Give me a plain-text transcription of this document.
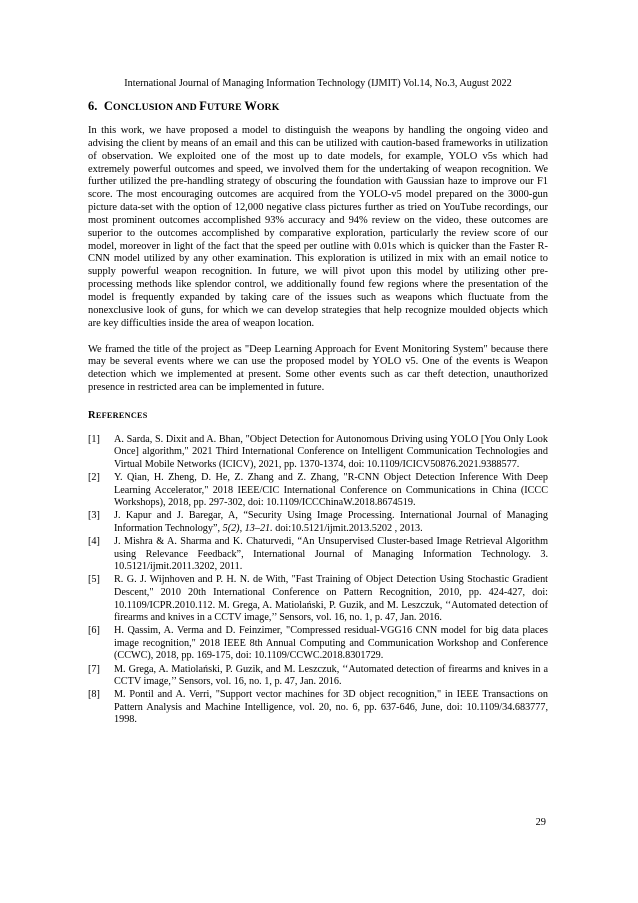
International Journal of Managing Information Technology (IJMIT) Vol.14, No.3, August 2022
6. CONCLUSION AND FUTURE WORK

In this work, we have proposed a model to distinguish the weapons by handling the ongoing video and advising the client by means of an email and this can be utilized with caution-based frameworks in utilization of observation. We exploited one of the most up to date models, for example, YOLO v5s which had extremely powerful outcomes and speed, we involved them for the undertaking of weapon recognition. We further utilized the pre-handling strategy of obscuring the foundation with Gaussian haze to improve our F1 score. The most encouraging outcomes are acquired from the YOLO-v5 model prepared on the 3000-gun picture data-set with the option of 12,000 negative class pictures further as tried on YouTube recordings, our most prominent outcomes accomplished 93% accuracy and 94% review on the video, these outcomes are superior to the outcomes accomplished by comparative exploration, particularly the review score of our model, moreover in light of the fact that the speed per outline with 0.01s which is quicker than the Faster R-CNN model utilized by any other examination. This exploration is utilized in mix with an email notice to supply powerful weapon recognition. In future, we will pivot upon this model by utilizing other pre-processing methods like splendor control, we additionally found few regions where the presentation of the model is frequently expanded by taking care of the issues such as weapons which fluctuate from the nonexclusive look of guns, for which we can develop strategies that help recognize moulded objects which are key difficulties inside the area of weapon location.

We framed the title of the project as "Deep Learning Approach for Event Monitoring System" because there may be several events where we can use the proposed model by YOLO v5. One of the events is Weapon detection which we implemented at present. Some other events such as car theft detection, unauthorized presence in restricted area can be implemented in future.

REFERENCES
[1]	A. Sarda, S. Dixit and A. Bhan, "Object Detection for Autonomous Driving using YOLO [You Only Look Once] algorithm," 2021 Third International Conference on Intelligent Communication Technologies and Virtual Mobile Networks (ICICV), 2021, pp. 1370-1374, doi: 10.1109/ICICV50876.2021.9388577.
[2]	Y. Qian, H. Zheng, D. He, Z. Zhang and Z. Zhang, "R-CNN Object Detection Inference With Deep Learning Accelerator," 2018 IEEE/CIC International Conference on Communications in China (ICCC Workshops), 2018, pp. 297-302, doi: 10.1109/ICCChinaW.2018.8674519.
[3]	J. Kapur and J. Baregar, A, “Security Using Image Processing. International Journal of Managing Information Technology”, 5(2), 13–21. doi:10.5121/ijmit.2013.5202 , 2013.
[4]	J. Mishra & A. Sharma and K. Chaturvedi, “An Unsupervised Cluster-based Image Retrieval Algorithm using Relevance Feedback”, International Journal of Managing Information Technology. 3. 10.5121/ijmit.2011.3202, 2011.
[5]	R. G. J. Wijnhoven and P. H. N. de With, "Fast Training of Object Detection Using Stochastic Gradient Descent," 2010 20th International Conference on Pattern Recognition, 2010, pp. 424-427, doi: 10.1109/ICPR.2010.112. M. Grega, A. Matiolański, P. Guzik, and M. Leszczuk, ‘‘Automated detection of firearms and knives in a CCTV image,’’ Sensors, vol. 16, no. 1, p. 47, Jan. 2016.
[6]	H. Qassim, A. Verma and D. Feinzimer, "Compressed residual-VGG16 CNN model for big data places image recognition," 2018 IEEE 8th Annual Computing and Communication Workshop and Conference (CCWC), 2018, pp. 169-175, doi: 10.1109/CCWC.2018.8301729.
[7]	M. Grega, A. Matiolański, P. Guzik, and M. Leszczuk, ‘‘Automated detection of firearms and knives in a CCTV image,’’ Sensors, vol. 16, no. 1, p. 47, Jan. 2016.
[8]	M. Pontil and A. Verri, "Support vector machines for 3D object recognition," in IEEE Transactions on Pattern Analysis and Machine Intelligence, vol. 20, no. 6, pp. 637-646, June, doi: 10.1109/34.683777, 1998.
29
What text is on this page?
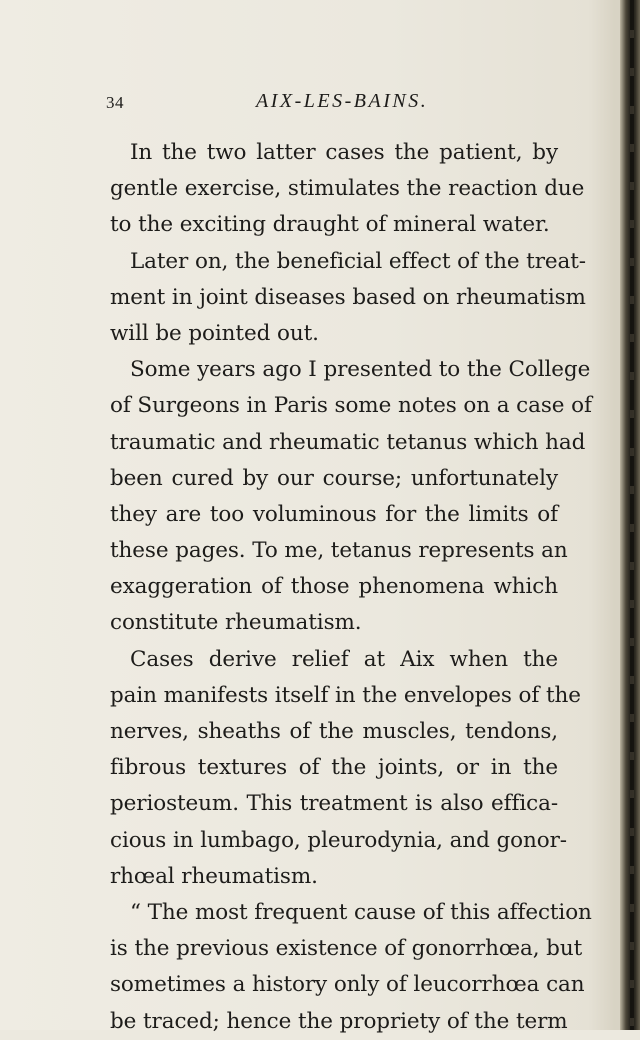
34	AIX-LES-BAINS.
In the two latter cases the patient, by
gentle exercise, stimulates the reaction due
to the exciting draught of mineral water.
Later on, the beneficial effect of the treat-
ment in joint diseases based on rheumatism
will be pointed out.
Some years ago I presented to the College
of Surgeons in Paris some notes on a case of
traumatic and rheumatic tetanus which had
been cured by our course; unfortunately
they are too voluminous for the limits of
these pages. To me, tetanus represents an
exaggeration of those phenomena which
constitute rheumatism.
Cases derive relief at Aix when the
pain manifests itself in the envelopes of the
nerves, sheaths of the muscles, tendons,
fibrous textures of the joints, or in the
periosteum. This treatment is also effica-
cious in lumbago, pleurodynia, and gonor-
rhœal rheumatism.
“ The most frequent cause of this affection
is the previous existence of gonorrhœa, but
sometimes a history only of leucorrhœa can
be traced; hence the propriety of the term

* * * * * * *

#### WHAT THE EXERCISE ASKS
Copy out every line of the material above exactly, skipping the pictures.

#### TASK RESPONSE
Give me a plain-text transcription of this document.
International Journal of Managing Information Technology (IJMIT) Vol.14, No.3, August 2022
6. CONCLUSION AND FUTURE WORK

In this work, we have proposed a model to distinguish the weapons by handling the ongoing video and advising the client by means of an email and this can be utilized with caution-based frameworks in utilization of observation. We exploited one of the most up to date models, for example, YOLO v5s which had extremely powerful outcomes and speed, we involved them for the undertaking of weapon recognition. We further utilized the pre-handling strategy of obscuring the foundation with Gaussian haze to improve our F1 score. The most encouraging outcomes are acquired from the YOLO-v5 model prepared on the 3000-gun picture data-set with the option of 12,000 negative class pictures further as tried on YouTube recordings, our most prominent outcomes accomplished 93% accuracy and 94% review on the video, these outcomes are superior to the outcomes accomplished by comparative exploration, particularly the review score of our model, moreover in light of the fact that the speed per outline with 0.01s which is quicker than the Faster R-CNN model utilized by any other examination. This exploration is utilized in mix with an email notice to supply powerful weapon recognition. In future, we will pivot upon this model by utilizing other pre-processing methods like splendor control, we additionally found few regions where the presentation of the model is frequently expanded by taking care of the issues such as weapons which fluctuate from the nonexclusive look of guns, for which we can develop strategies that help recognize moulded objects which are key difficulties inside the area of weapon location.

We framed the title of the project as "Deep Learning Approach for Event Monitoring System" because there may be several events where we can use the proposed model by YOLO v5. One of the events is Weapon detection which we implemented at present. Some other events such as car theft detection, unauthorized presence in restricted area can be implemented in future.

REFERENCES
[1]	A. Sarda, S. Dixit and A. Bhan, "Object Detection for Autonomous Driving using YOLO [You Only Look Once] algorithm," 2021 Third International Conference on Intelligent Communication Technologies and Virtual Mobile Networks (ICICV), 2021, pp. 1370-1374, doi: 10.1109/ICICV50876.2021.9388577.
[2]	Y. Qian, H. Zheng, D. He, Z. Zhang and Z. Zhang, "R-CNN Object Detection Inference With Deep Learning Accelerator," 2018 IEEE/CIC International Conference on Communications in China (ICCC Workshops), 2018, pp. 297-302, doi: 10.1109/ICCChinaW.2018.8674519.
[3]	J. Kapur and J. Baregar, A, “Security Using Image Processing. International Journal of Managing Information Technology”, 5(2), 13–21. doi:10.5121/ijmit.2013.5202 , 2013.
[4]	J. Mishra & A. Sharma and K. Chaturvedi, “An Unsupervised Cluster-based Image Retrieval Algorithm using Relevance Feedback”, International Journal of Managing Information Technology. 3. 10.5121/ijmit.2011.3202, 2011.
[5]	R. G. J. Wijnhoven and P. H. N. de With, "Fast Training of Object Detection Using Stochastic Gradient Descent," 2010 20th International Conference on Pattern Recognition, 2010, pp. 424-427, doi: 10.1109/ICPR.2010.112. M. Grega, A. Matiolański, P. Guzik, and M. Leszczuk, ‘‘Automated detection of firearms and knives in a CCTV image,’’ Sensors, vol. 16, no. 1, p. 47, Jan. 2016.
[6]	H. Qassim, A. Verma and D. Feinzimer, "Compressed residual-VGG16 CNN model for big data places image recognition," 2018 IEEE 8th Annual Computing and Communication Workshop and Conference (CCWC), 2018, pp. 169-175, doi: 10.1109/CCWC.2018.8301729.
[7]	M. Grega, A. Matiolański, P. Guzik, and M. Leszczuk, ‘‘Automated detection of firearms and knives in a CCTV image,’’ Sensors, vol. 16, no. 1, p. 47, Jan. 2016.
[8]	M. Pontil and A. Verri, "Support vector machines for 3D object recognition," in IEEE Transactions on Pattern Analysis and Machine Intelligence, vol. 20, no. 6, pp. 637-646, June, doi: 10.1109/34.683777, 1998.
29
What text is on this page?
34	AIX-LES-BAINS.
In the two latter cases the patient, by
gentle exercise, stimulates the reaction due
to the exciting draught of mineral water.
Later on, the beneficial effect of the treat-
ment in joint diseases based on rheumatism
will be pointed out.
Some years ago I presented to the College
of Surgeons in Paris some notes on a case of
traumatic and rheumatic tetanus which had
been cured by our course; unfortunately
they are too voluminous for the limits of
these pages. To me, tetanus represents an
exaggeration of those phenomena which
constitute rheumatism.
Cases derive relief at Aix when the
pain manifests itself in the envelopes of the
nerves, sheaths of the muscles, tendons,
fibrous textures of the joints, or in the
periosteum. This treatment is also effica-
cious in lumbago, pleurodynia, and gonor-
rhœal rheumatism.
“ The most frequent cause of this affection
is the previous existence of gonorrhœa, but
sometimes a history only of leucorrhœa can
be traced; hence the propriety of the term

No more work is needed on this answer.